··· Available records
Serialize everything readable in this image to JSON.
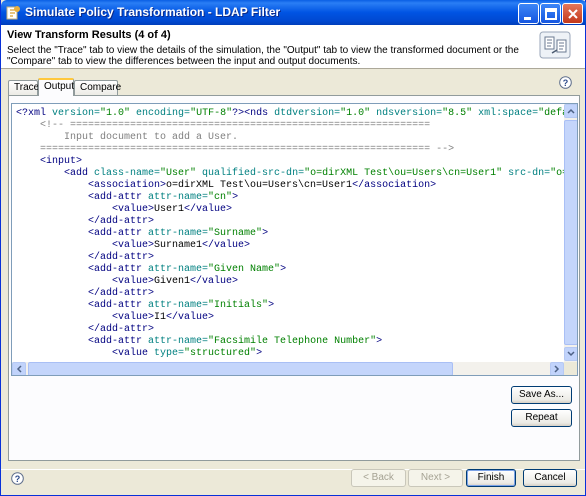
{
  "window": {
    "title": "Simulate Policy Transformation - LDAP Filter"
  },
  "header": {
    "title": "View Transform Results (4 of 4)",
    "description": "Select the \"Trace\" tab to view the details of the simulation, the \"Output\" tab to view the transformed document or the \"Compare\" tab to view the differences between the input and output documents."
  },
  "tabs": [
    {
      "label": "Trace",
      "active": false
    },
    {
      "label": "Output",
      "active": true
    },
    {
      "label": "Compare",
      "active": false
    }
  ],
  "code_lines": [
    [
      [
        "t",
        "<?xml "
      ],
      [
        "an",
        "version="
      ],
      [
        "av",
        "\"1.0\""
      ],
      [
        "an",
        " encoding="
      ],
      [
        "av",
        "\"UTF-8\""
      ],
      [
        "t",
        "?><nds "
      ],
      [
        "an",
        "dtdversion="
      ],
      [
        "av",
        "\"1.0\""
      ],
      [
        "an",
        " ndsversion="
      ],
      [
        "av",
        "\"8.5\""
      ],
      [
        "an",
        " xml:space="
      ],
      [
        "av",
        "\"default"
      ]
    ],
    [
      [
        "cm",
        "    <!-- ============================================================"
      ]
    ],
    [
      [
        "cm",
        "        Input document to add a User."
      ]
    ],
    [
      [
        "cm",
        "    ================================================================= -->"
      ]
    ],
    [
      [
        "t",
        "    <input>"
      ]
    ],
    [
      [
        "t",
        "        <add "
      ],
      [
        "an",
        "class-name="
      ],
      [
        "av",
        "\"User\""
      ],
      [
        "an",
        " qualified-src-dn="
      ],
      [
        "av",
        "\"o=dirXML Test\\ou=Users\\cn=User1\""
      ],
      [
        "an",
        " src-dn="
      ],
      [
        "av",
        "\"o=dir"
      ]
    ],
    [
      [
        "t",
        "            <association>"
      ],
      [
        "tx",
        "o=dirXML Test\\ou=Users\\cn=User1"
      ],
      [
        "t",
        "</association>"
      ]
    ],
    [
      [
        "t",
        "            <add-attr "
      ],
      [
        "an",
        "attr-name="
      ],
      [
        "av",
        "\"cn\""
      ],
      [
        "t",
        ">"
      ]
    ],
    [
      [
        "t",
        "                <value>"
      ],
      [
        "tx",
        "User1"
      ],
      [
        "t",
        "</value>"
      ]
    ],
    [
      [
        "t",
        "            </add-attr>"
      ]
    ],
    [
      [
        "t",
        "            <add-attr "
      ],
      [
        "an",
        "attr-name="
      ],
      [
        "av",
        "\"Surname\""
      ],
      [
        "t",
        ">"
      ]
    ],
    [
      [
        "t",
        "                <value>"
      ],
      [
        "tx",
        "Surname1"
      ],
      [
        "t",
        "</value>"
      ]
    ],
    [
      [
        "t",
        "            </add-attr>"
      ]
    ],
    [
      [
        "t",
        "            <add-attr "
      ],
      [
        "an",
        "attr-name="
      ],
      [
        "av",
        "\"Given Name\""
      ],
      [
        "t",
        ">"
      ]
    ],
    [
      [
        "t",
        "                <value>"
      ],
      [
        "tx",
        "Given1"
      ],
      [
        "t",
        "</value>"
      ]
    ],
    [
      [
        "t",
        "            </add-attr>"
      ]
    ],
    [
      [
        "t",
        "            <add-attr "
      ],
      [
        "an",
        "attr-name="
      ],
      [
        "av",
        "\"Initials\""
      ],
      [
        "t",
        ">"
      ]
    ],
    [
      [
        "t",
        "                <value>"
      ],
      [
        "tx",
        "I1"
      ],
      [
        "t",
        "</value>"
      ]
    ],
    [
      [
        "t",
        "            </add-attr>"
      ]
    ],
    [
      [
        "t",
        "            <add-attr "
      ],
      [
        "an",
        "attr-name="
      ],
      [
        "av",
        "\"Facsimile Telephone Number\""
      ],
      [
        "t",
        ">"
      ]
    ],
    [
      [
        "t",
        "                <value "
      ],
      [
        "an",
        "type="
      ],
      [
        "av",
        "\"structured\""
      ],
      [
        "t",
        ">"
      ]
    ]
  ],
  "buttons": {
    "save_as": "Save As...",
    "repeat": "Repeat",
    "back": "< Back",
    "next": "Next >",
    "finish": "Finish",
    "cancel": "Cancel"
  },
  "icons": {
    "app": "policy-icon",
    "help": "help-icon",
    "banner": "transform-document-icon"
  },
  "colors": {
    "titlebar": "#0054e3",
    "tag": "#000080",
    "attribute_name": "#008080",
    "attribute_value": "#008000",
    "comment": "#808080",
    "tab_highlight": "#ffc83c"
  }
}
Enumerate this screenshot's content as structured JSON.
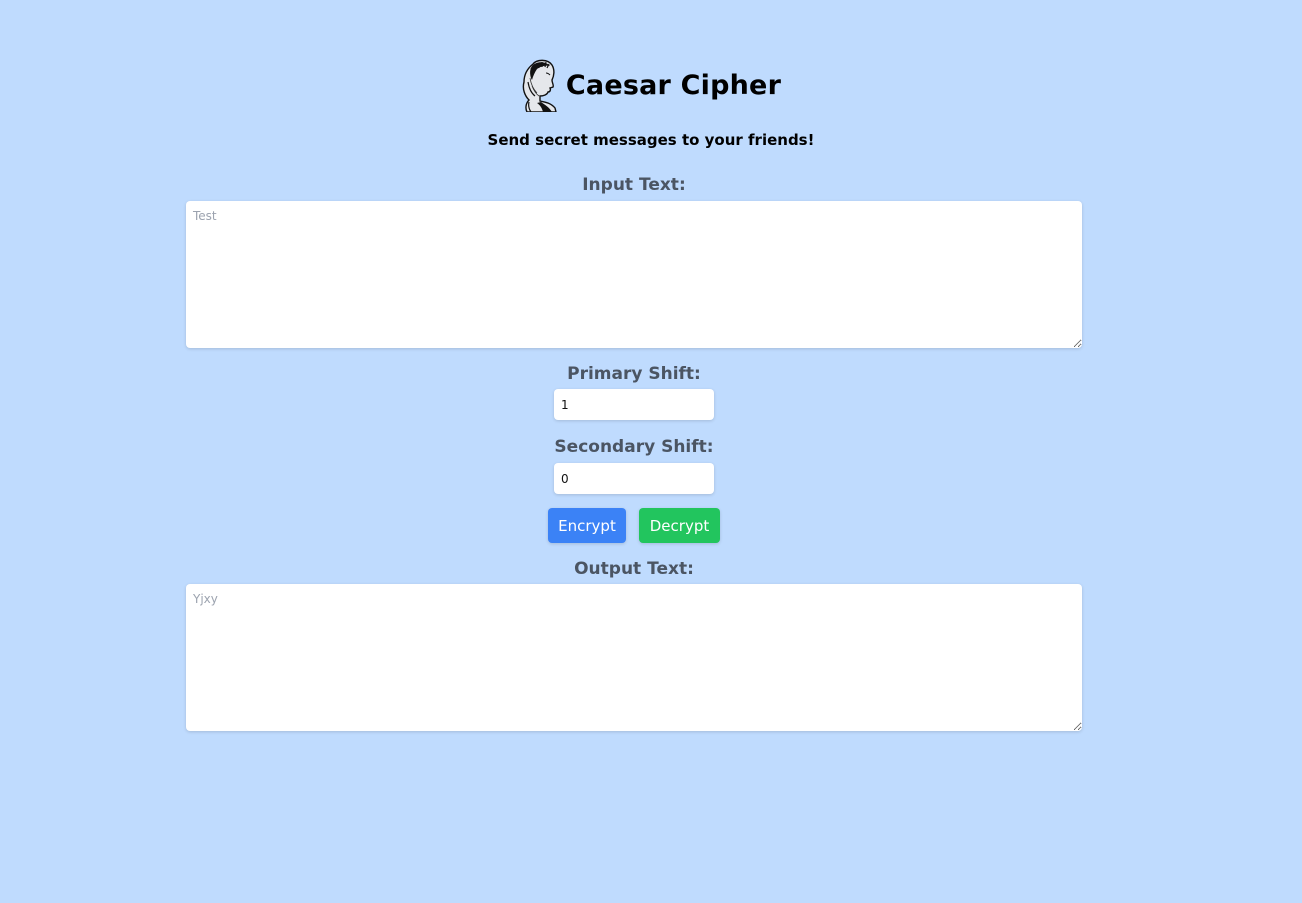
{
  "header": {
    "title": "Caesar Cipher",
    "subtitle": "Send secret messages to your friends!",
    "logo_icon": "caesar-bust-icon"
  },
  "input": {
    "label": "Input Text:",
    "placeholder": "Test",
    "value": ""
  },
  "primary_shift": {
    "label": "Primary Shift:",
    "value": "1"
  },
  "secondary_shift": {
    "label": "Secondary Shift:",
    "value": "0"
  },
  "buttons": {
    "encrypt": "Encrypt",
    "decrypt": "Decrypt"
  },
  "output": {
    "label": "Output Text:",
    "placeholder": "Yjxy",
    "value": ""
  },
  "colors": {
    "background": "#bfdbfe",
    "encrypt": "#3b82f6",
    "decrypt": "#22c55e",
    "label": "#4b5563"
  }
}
······
--- Stated task ---
Leaving aside the images, write out the entries above word for word.

--- Result ---
Serialize everything readable in this image to JSON.
{
  "window": {
    "title": "Simulate Policy Transformation - LDAP Filter"
  },
  "header": {
    "title": "View Transform Results (4 of 4)",
    "description": "Select the \"Trace\" tab to view the details of the simulation, the \"Output\" tab to view the transformed document or the \"Compare\" tab to view the differences between the input and output documents."
  },
  "tabs": [
    {
      "label": "Trace",
      "active": false
    },
    {
      "label": "Output",
      "active": true
    },
    {
      "label": "Compare",
      "active": false
    }
  ],
  "code_lines": [
    [
      [
        "t",
        "<?xml "
      ],
      [
        "an",
        "version="
      ],
      [
        "av",
        "\"1.0\""
      ],
      [
        "an",
        " encoding="
      ],
      [
        "av",
        "\"UTF-8\""
      ],
      [
        "t",
        "?><nds "
      ],
      [
        "an",
        "dtdversion="
      ],
      [
        "av",
        "\"1.0\""
      ],
      [
        "an",
        " ndsversion="
      ],
      [
        "av",
        "\"8.5\""
      ],
      [
        "an",
        " xml:space="
      ],
      [
        "av",
        "\"default"
      ]
    ],
    [
      [
        "cm",
        "    <!-- ============================================================"
      ]
    ],
    [
      [
        "cm",
        "        Input document to add a User."
      ]
    ],
    [
      [
        "cm",
        "    ================================================================= -->"
      ]
    ],
    [
      [
        "t",
        "    <input>"
      ]
    ],
    [
      [
        "t",
        "        <add "
      ],
      [
        "an",
        "class-name="
      ],
      [
        "av",
        "\"User\""
      ],
      [
        "an",
        " qualified-src-dn="
      ],
      [
        "av",
        "\"o=dirXML Test\\ou=Users\\cn=User1\""
      ],
      [
        "an",
        " src-dn="
      ],
      [
        "av",
        "\"o=dir"
      ]
    ],
    [
      [
        "t",
        "            <association>"
      ],
      [
        "tx",
        "o=dirXML Test\\ou=Users\\cn=User1"
      ],
      [
        "t",
        "</association>"
      ]
    ],
    [
      [
        "t",
        "            <add-attr "
      ],
      [
        "an",
        "attr-name="
      ],
      [
        "av",
        "\"cn\""
      ],
      [
        "t",
        ">"
      ]
    ],
    [
      [
        "t",
        "                <value>"
      ],
      [
        "tx",
        "User1"
      ],
      [
        "t",
        "</value>"
      ]
    ],
    [
      [
        "t",
        "            </add-attr>"
      ]
    ],
    [
      [
        "t",
        "            <add-attr "
      ],
      [
        "an",
        "attr-name="
      ],
      [
        "av",
        "\"Surname\""
      ],
      [
        "t",
        ">"
      ]
    ],
    [
      [
        "t",
        "                <value>"
      ],
      [
        "tx",
        "Surname1"
      ],
      [
        "t",
        "</value>"
      ]
    ],
    [
      [
        "t",
        "            </add-attr>"
      ]
    ],
    [
      [
        "t",
        "            <add-attr "
      ],
      [
        "an",
        "attr-name="
      ],
      [
        "av",
        "\"Given Name\""
      ],
      [
        "t",
        ">"
      ]
    ],
    [
      [
        "t",
        "                <value>"
      ],
      [
        "tx",
        "Given1"
      ],
      [
        "t",
        "</value>"
      ]
    ],
    [
      [
        "t",
        "            </add-attr>"
      ]
    ],
    [
      [
        "t",
        "            <add-attr "
      ],
      [
        "an",
        "attr-name="
      ],
      [
        "av",
        "\"Initials\""
      ],
      [
        "t",
        ">"
      ]
    ],
    [
      [
        "t",
        "                <value>"
      ],
      [
        "tx",
        "I1"
      ],
      [
        "t",
        "</value>"
      ]
    ],
    [
      [
        "t",
        "            </add-attr>"
      ]
    ],
    [
      [
        "t",
        "            <add-attr "
      ],
      [
        "an",
        "attr-name="
      ],
      [
        "av",
        "\"Facsimile Telephone Number\""
      ],
      [
        "t",
        ">"
      ]
    ],
    [
      [
        "t",
        "                <value "
      ],
      [
        "an",
        "type="
      ],
      [
        "av",
        "\"structured\""
      ],
      [
        "t",
        ">"
      ]
    ]
  ],
  "buttons": {
    "save_as": "Save As...",
    "repeat": "Repeat",
    "back": "< Back",
    "next": "Next >",
    "finish": "Finish",
    "cancel": "Cancel"
  },
  "icons": {
    "app": "policy-icon",
    "help": "help-icon",
    "banner": "transform-document-icon"
  },
  "colors": {
    "titlebar": "#0054e3",
    "tag": "#000080",
    "attribute_name": "#008080",
    "attribute_value": "#008000",
    "comment": "#808080",
    "tab_highlight": "#ffc83c"
  }
}
Enumerate this screenshot's content as structured JSON.
{
  "header": {
    "title": "Caesar Cipher",
    "subtitle": "Send secret messages to your friends!",
    "logo_icon": "caesar-bust-icon"
  },
  "input": {
    "label": "Input Text:",
    "placeholder": "Test",
    "value": ""
  },
  "primary_shift": {
    "label": "Primary Shift:",
    "value": "1"
  },
  "secondary_shift": {
    "label": "Secondary Shift:",
    "value": "0"
  },
  "buttons": {
    "encrypt": "Encrypt",
    "decrypt": "Decrypt"
  },
  "output": {
    "label": "Output Text:",
    "placeholder": "Yjxy",
    "value": ""
  },
  "colors": {
    "background": "#bfdbfe",
    "encrypt": "#3b82f6",
    "decrypt": "#22c55e",
    "label": "#4b5563"
  }
}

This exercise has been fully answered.